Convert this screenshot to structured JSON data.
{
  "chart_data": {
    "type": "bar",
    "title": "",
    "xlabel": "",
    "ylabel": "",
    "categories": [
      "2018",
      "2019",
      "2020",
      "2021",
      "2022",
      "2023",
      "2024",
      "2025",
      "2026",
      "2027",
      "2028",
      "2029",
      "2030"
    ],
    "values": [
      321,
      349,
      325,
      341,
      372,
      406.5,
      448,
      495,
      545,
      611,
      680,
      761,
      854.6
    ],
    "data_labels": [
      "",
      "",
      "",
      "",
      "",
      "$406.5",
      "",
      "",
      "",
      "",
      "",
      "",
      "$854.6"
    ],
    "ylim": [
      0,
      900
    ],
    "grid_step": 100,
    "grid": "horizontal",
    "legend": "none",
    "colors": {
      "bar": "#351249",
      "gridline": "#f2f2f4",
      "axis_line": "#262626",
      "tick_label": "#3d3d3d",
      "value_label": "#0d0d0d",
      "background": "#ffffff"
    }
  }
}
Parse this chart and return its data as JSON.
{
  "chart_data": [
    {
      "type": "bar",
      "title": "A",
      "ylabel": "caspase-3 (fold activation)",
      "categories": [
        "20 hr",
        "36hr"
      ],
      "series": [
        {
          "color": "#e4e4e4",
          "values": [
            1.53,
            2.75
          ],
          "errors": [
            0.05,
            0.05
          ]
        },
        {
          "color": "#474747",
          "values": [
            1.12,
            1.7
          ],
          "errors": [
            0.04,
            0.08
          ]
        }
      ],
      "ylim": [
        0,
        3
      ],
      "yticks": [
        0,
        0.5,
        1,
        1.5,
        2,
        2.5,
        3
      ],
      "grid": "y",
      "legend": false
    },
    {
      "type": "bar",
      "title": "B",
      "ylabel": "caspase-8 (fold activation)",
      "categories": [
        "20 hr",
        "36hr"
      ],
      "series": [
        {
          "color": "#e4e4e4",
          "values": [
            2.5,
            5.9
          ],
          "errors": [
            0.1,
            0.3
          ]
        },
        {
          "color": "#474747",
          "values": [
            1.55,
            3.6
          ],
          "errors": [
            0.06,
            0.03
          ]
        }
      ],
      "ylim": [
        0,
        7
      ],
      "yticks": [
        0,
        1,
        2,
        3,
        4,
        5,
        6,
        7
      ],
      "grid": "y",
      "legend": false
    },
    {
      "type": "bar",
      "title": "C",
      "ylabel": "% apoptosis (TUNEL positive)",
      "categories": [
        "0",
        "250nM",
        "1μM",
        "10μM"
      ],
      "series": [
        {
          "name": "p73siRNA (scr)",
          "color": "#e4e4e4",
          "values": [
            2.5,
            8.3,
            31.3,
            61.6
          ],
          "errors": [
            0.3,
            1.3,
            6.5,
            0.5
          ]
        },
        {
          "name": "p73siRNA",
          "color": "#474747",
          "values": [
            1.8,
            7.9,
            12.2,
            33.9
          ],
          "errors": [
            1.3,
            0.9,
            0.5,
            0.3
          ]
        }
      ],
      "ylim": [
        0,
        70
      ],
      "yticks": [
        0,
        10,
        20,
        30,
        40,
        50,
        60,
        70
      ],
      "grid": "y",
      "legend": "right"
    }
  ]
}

□ □ □ □ □

▶ [Required task]: Say how many lines in the records hold "this", with the number as the whole reply.

▶ [Reply to the exercise]: 2